[Begin]

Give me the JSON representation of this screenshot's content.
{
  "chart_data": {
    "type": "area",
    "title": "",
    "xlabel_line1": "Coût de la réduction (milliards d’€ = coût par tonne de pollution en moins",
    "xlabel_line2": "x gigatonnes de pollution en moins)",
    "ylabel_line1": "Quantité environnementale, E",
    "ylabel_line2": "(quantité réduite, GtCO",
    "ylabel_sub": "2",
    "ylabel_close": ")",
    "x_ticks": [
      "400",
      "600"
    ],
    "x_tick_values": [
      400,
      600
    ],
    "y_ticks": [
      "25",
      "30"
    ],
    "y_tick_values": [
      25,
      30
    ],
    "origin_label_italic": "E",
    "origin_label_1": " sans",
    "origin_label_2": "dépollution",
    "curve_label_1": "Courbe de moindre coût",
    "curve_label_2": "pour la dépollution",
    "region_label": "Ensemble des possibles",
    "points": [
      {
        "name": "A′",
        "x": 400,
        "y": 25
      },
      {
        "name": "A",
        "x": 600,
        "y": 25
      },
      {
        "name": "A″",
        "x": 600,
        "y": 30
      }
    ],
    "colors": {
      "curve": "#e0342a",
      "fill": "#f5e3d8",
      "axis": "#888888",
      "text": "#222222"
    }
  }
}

[End]

Reproduce each entry word for word.

Give me the JSON representation of this screenshot's content.
{
  "chart_data": {
    "type": "area",
    "title": "",
    "xlabel_line1": "Coût de la réduction (milliards d’€ = coût par tonne de pollution en moins",
    "xlabel_line2": "x gigatonnes de pollution en moins)",
    "ylabel_line1": "Quantité environnementale, E",
    "ylabel_line2": "(quantité réduite, GtCO",
    "ylabel_sub": "2",
    "ylabel_close": ")",
    "x_ticks": [
      "400",
      "600"
    ],
    "x_tick_values": [
      400,
      600
    ],
    "y_ticks": [
      "25",
      "30"
    ],
    "y_tick_values": [
      25,
      30
    ],
    "origin_label_italic": "E",
    "origin_label_1": " sans",
    "origin_label_2": "dépollution",
    "curve_label_1": "Courbe de moindre coût",
    "curve_label_2": "pour la dépollution",
    "region_label": "Ensemble des possibles",
    "points": [
      {
        "name": "A′",
        "x": 400,
        "y": 25
      },
      {
        "name": "A",
        "x": 600,
        "y": 25
      },
      {
        "name": "A″",
        "x": 600,
        "y": 30
      }
    ],
    "colors": {
      "curve": "#e0342a",
      "fill": "#f5e3d8",
      "axis": "#888888",
      "text": "#222222"
    }
  }
}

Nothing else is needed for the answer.